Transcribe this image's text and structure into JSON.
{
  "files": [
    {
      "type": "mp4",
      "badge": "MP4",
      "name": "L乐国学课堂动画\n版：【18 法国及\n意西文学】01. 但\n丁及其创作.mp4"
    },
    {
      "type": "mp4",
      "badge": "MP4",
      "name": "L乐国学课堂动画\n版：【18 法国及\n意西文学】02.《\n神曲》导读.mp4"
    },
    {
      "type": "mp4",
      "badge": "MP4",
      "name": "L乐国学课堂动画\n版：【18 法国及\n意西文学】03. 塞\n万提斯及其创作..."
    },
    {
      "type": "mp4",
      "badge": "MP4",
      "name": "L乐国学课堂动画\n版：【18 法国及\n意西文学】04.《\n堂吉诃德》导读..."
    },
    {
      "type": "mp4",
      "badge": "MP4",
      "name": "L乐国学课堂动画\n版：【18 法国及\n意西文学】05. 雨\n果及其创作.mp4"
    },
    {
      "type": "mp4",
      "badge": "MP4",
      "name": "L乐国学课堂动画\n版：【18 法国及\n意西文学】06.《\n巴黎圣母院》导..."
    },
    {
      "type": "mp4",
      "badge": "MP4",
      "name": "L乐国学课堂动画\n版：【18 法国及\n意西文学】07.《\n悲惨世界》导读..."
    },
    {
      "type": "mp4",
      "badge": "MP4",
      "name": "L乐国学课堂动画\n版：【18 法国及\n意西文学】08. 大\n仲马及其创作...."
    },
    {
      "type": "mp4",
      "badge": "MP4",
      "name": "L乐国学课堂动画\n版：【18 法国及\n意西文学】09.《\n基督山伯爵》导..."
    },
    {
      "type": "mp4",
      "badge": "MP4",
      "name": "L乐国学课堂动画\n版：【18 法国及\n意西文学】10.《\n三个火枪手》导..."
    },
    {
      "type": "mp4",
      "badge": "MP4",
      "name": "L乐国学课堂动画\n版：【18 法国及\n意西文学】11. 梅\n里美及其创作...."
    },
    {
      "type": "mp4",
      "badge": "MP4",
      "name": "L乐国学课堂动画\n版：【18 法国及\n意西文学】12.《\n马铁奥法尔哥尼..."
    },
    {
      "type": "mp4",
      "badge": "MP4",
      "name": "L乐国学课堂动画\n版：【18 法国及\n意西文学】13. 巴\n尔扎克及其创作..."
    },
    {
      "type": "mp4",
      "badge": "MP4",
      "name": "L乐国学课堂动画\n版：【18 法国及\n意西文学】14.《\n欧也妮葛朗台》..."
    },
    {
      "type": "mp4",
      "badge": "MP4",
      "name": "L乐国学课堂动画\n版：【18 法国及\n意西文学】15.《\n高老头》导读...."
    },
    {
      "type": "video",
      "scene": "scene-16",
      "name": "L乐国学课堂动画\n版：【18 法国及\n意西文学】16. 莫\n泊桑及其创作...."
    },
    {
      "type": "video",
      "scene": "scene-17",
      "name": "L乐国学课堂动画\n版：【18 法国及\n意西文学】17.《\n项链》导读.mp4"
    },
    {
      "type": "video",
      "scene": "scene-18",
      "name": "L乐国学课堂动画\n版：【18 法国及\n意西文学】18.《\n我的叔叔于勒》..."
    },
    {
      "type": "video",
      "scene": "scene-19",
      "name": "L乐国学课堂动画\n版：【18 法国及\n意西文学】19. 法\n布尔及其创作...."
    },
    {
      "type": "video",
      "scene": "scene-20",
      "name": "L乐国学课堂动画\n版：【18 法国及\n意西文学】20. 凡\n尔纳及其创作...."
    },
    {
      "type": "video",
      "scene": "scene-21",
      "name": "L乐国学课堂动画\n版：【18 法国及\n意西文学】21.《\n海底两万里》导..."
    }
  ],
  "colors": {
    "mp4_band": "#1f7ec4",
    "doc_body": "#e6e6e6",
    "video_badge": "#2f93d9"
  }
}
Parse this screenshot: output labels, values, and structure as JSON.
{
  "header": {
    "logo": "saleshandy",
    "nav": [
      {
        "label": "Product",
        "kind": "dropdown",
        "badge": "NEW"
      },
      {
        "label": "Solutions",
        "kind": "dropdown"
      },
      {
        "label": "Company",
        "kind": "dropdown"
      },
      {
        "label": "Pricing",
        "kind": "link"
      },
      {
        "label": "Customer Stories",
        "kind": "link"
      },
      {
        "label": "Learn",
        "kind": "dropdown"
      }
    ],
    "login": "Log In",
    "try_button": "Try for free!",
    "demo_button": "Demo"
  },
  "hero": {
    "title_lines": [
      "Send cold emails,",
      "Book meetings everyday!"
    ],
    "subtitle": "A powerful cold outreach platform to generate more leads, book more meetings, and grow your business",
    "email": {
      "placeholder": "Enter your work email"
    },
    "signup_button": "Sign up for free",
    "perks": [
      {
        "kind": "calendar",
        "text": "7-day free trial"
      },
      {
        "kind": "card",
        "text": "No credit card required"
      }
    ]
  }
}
━━━━━━
(Written instruction) Take the listing above and set it down exactly.

(Response)
Transcribe this image's text and structure into JSON.
{
  "files": [
    {
      "type": "mp4",
      "badge": "MP4",
      "name": "L乐国学课堂动画\n版：【18 法国及\n意西文学】01. 但\n丁及其创作.mp4"
    },
    {
      "type": "mp4",
      "badge": "MP4",
      "name": "L乐国学课堂动画\n版：【18 法国及\n意西文学】02.《\n神曲》导读.mp4"
    },
    {
      "type": "mp4",
      "badge": "MP4",
      "name": "L乐国学课堂动画\n版：【18 法国及\n意西文学】03. 塞\n万提斯及其创作..."
    },
    {
      "type": "mp4",
      "badge": "MP4",
      "name": "L乐国学课堂动画\n版：【18 法国及\n意西文学】04.《\n堂吉诃德》导读..."
    },
    {
      "type": "mp4",
      "badge": "MP4",
      "name": "L乐国学课堂动画\n版：【18 法国及\n意西文学】05. 雨\n果及其创作.mp4"
    },
    {
      "type": "mp4",
      "badge": "MP4",
      "name": "L乐国学课堂动画\n版：【18 法国及\n意西文学】06.《\n巴黎圣母院》导..."
    },
    {
      "type": "mp4",
      "badge": "MP4",
      "name": "L乐国学课堂动画\n版：【18 法国及\n意西文学】07.《\n悲惨世界》导读..."
    },
    {
      "type": "mp4",
      "badge": "MP4",
      "name": "L乐国学课堂动画\n版：【18 法国及\n意西文学】08. 大\n仲马及其创作...."
    },
    {
      "type": "mp4",
      "badge": "MP4",
      "name": "L乐国学课堂动画\n版：【18 法国及\n意西文学】09.《\n基督山伯爵》导..."
    },
    {
      "type": "mp4",
      "badge": "MP4",
      "name": "L乐国学课堂动画\n版：【18 法国及\n意西文学】10.《\n三个火枪手》导..."
    },
    {
      "type": "mp4",
      "badge": "MP4",
      "name": "L乐国学课堂动画\n版：【18 法国及\n意西文学】11. 梅\n里美及其创作...."
    },
    {
      "type": "mp4",
      "badge": "MP4",
      "name": "L乐国学课堂动画\n版：【18 法国及\n意西文学】12.《\n马铁奥法尔哥尼..."
    },
    {
      "type": "mp4",
      "badge": "MP4",
      "name": "L乐国学课堂动画\n版：【18 法国及\n意西文学】13. 巴\n尔扎克及其创作..."
    },
    {
      "type": "mp4",
      "badge": "MP4",
      "name": "L乐国学课堂动画\n版：【18 法国及\n意西文学】14.《\n欧也妮葛朗台》..."
    },
    {
      "type": "mp4",
      "badge": "MP4",
      "name": "L乐国学课堂动画\n版：【18 法国及\n意西文学】15.《\n高老头》导读...."
    },
    {
      "type": "video",
      "scene": "scene-16",
      "name": "L乐国学课堂动画\n版：【18 法国及\n意西文学】16. 莫\n泊桑及其创作...."
    },
    {
      "type": "video",
      "scene": "scene-17",
      "name": "L乐国学课堂动画\n版：【18 法国及\n意西文学】17.《\n项链》导读.mp4"
    },
    {
      "type": "video",
      "scene": "scene-18",
      "name": "L乐国学课堂动画\n版：【18 法国及\n意西文学】18.《\n我的叔叔于勒》..."
    },
    {
      "type": "video",
      "scene": "scene-19",
      "name": "L乐国学课堂动画\n版：【18 法国及\n意西文学】19. 法\n布尔及其创作...."
    },
    {
      "type": "video",
      "scene": "scene-20",
      "name": "L乐国学课堂动画\n版：【18 法国及\n意西文学】20. 凡\n尔纳及其创作...."
    },
    {
      "type": "video",
      "scene": "scene-21",
      "name": "L乐国学课堂动画\n版：【18 法国及\n意西文学】21.《\n海底两万里》导..."
    }
  ],
  "colors": {
    "mp4_band": "#1f7ec4",
    "doc_body": "#e6e6e6",
    "video_badge": "#2f93d9"
  }
}
Parse this screenshot: output labels, values, and structure as JSON.
{
  "header": {
    "logo": "saleshandy",
    "nav": [
      {
        "label": "Product",
        "kind": "dropdown",
        "badge": "NEW"
      },
      {
        "label": "Solutions",
        "kind": "dropdown"
      },
      {
        "label": "Company",
        "kind": "dropdown"
      },
      {
        "label": "Pricing",
        "kind": "link"
      },
      {
        "label": "Customer Stories",
        "kind": "link"
      },
      {
        "label": "Learn",
        "kind": "dropdown"
      }
    ],
    "login": "Log In",
    "try_button": "Try for free!",
    "demo_button": "Demo"
  },
  "hero": {
    "title_lines": [
      "Send cold emails,",
      "Book meetings everyday!"
    ],
    "subtitle": "A powerful cold outreach platform to generate more leads, book more meetings, and grow your business",
    "email": {
      "placeholder": "Enter your work email"
    },
    "signup_button": "Sign up for free",
    "perks": [
      {
        "kind": "calendar",
        "text": "7-day free trial"
      },
      {
        "kind": "card",
        "text": "No credit card required"
      }
    ]
  }
}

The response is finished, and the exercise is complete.